What is being asked:
Quote the lines from the line holding "What data populates" to the very end of the listing, exactly, and no others.

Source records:
-- Begin --

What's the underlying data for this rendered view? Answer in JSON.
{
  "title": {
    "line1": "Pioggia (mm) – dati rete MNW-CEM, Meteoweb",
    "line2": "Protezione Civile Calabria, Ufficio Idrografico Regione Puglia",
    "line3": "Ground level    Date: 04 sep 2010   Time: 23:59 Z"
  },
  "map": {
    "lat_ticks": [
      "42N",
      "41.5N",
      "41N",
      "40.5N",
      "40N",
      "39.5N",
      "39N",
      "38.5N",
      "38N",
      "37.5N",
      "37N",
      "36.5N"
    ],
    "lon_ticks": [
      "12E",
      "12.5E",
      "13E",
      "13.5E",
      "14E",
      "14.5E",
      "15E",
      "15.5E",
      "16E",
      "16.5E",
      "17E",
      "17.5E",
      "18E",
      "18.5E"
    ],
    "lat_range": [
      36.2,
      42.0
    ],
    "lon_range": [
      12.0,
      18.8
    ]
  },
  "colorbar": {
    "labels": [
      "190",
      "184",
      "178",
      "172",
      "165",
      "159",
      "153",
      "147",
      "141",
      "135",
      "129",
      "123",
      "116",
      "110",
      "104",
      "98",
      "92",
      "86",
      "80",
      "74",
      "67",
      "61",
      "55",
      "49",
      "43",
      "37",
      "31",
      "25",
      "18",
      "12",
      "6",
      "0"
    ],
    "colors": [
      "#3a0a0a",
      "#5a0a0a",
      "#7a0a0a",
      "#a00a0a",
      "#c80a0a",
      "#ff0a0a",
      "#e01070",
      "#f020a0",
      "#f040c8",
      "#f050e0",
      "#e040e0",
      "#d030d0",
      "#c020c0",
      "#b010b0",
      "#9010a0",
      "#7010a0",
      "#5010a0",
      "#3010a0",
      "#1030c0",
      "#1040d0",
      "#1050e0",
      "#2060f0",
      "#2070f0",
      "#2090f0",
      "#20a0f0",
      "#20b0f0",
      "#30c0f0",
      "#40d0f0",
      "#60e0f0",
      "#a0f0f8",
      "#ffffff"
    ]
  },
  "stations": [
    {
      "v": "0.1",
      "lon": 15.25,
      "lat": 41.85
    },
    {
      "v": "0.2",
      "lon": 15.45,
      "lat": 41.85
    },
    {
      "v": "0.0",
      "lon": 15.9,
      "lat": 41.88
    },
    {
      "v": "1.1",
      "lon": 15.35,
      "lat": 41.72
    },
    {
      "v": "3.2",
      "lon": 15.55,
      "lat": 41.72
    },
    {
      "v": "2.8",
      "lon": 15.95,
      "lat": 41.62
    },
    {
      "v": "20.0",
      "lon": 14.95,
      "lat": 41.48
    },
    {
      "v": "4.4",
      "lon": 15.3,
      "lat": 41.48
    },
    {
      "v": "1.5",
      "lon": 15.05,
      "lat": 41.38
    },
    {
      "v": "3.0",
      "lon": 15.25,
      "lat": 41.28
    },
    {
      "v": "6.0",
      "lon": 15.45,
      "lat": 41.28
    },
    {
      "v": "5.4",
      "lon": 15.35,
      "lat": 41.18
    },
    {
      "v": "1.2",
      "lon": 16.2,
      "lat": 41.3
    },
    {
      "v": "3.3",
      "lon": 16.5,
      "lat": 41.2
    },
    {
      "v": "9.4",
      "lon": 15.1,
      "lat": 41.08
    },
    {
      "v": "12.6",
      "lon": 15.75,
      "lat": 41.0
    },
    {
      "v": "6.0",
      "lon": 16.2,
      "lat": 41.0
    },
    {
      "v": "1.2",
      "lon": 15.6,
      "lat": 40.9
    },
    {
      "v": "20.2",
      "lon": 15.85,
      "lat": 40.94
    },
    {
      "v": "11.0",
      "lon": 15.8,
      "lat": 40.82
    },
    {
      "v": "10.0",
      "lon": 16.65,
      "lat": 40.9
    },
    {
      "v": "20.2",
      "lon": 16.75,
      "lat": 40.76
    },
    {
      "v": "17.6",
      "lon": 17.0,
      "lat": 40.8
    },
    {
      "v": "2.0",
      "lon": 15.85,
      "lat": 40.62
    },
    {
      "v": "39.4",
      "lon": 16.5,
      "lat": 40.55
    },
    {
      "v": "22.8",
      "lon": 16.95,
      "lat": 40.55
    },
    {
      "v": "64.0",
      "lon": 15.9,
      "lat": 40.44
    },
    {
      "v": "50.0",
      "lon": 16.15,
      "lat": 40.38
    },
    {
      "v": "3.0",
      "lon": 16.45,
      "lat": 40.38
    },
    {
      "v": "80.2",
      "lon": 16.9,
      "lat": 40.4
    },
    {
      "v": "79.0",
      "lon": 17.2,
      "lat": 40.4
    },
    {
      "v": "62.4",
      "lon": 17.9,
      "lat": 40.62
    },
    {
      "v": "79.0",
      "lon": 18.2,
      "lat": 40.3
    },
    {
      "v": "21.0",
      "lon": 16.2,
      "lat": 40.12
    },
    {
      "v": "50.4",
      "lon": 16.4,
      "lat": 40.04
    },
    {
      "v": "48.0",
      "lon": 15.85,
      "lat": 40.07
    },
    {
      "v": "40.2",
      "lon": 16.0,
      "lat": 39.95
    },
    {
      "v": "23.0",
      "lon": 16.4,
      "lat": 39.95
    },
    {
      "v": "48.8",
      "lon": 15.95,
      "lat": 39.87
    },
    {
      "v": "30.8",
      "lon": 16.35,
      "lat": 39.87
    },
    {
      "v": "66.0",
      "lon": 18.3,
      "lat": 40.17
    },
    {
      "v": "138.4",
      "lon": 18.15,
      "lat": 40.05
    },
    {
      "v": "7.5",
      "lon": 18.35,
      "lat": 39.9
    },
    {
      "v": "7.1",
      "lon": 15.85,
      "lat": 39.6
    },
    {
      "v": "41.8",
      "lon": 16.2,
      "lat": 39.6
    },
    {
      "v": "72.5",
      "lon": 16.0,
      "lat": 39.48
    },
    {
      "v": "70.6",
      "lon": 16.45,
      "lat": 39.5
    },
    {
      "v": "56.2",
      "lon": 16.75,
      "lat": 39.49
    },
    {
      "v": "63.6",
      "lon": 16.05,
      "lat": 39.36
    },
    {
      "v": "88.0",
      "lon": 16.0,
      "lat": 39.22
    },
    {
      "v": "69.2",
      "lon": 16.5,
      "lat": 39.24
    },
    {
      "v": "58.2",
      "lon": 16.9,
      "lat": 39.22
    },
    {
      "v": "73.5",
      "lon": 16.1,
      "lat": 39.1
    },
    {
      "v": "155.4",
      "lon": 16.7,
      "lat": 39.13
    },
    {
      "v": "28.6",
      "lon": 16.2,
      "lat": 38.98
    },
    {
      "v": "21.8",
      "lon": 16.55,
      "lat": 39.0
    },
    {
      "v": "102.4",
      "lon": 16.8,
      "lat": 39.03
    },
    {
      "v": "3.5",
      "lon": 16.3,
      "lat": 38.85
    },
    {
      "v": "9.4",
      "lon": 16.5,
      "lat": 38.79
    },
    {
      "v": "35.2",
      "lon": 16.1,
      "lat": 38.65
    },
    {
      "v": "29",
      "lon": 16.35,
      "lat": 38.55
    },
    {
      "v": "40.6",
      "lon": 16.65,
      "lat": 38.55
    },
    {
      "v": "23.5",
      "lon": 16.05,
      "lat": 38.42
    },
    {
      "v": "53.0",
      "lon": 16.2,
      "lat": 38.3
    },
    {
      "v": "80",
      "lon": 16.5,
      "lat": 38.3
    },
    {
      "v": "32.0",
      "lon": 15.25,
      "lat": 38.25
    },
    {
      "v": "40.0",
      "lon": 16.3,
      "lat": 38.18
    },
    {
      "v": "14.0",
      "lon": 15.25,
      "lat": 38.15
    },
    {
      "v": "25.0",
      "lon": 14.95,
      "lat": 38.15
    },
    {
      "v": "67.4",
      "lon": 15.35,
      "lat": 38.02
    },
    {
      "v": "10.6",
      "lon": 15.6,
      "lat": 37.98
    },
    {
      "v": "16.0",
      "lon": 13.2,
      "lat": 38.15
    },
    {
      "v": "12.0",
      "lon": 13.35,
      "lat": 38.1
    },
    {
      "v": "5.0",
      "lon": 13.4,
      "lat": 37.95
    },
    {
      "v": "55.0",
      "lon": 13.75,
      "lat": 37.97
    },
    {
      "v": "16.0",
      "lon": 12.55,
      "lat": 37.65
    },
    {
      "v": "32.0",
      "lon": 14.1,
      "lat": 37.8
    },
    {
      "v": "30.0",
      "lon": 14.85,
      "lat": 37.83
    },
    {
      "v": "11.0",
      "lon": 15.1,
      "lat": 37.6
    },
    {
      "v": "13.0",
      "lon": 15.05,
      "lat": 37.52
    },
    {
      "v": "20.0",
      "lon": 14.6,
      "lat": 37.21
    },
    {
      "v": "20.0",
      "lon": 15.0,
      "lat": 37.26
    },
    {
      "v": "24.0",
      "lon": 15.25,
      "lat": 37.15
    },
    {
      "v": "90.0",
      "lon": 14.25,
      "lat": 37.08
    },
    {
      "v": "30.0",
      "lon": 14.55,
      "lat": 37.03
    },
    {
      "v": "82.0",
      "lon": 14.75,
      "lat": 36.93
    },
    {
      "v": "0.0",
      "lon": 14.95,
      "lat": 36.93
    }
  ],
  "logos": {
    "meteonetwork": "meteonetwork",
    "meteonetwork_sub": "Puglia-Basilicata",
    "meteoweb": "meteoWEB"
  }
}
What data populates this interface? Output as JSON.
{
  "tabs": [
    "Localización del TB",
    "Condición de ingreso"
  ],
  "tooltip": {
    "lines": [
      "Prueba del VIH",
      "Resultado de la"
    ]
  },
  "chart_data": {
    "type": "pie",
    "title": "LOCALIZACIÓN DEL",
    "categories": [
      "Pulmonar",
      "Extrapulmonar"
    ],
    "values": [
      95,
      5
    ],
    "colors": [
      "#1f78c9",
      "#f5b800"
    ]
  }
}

-- End --

Solution:
What data populates this interface? Output as JSON.
{
  "tabs": [
    "Localización del TB",
    "Condición de ingreso"
  ],
  "tooltip": {
    "lines": [
      "Prueba del VIH",
      "Resultado de la"
    ]
  },
  "chart_data": {
    "type": "pie",
    "title": "LOCALIZACIÓN DEL",
    "categories": [
      "Pulmonar",
      "Extrapulmonar"
    ],
    "values": [
      95,
      5
    ],
    "colors": [
      "#1f78c9",
      "#f5b800"
    ]
  }
}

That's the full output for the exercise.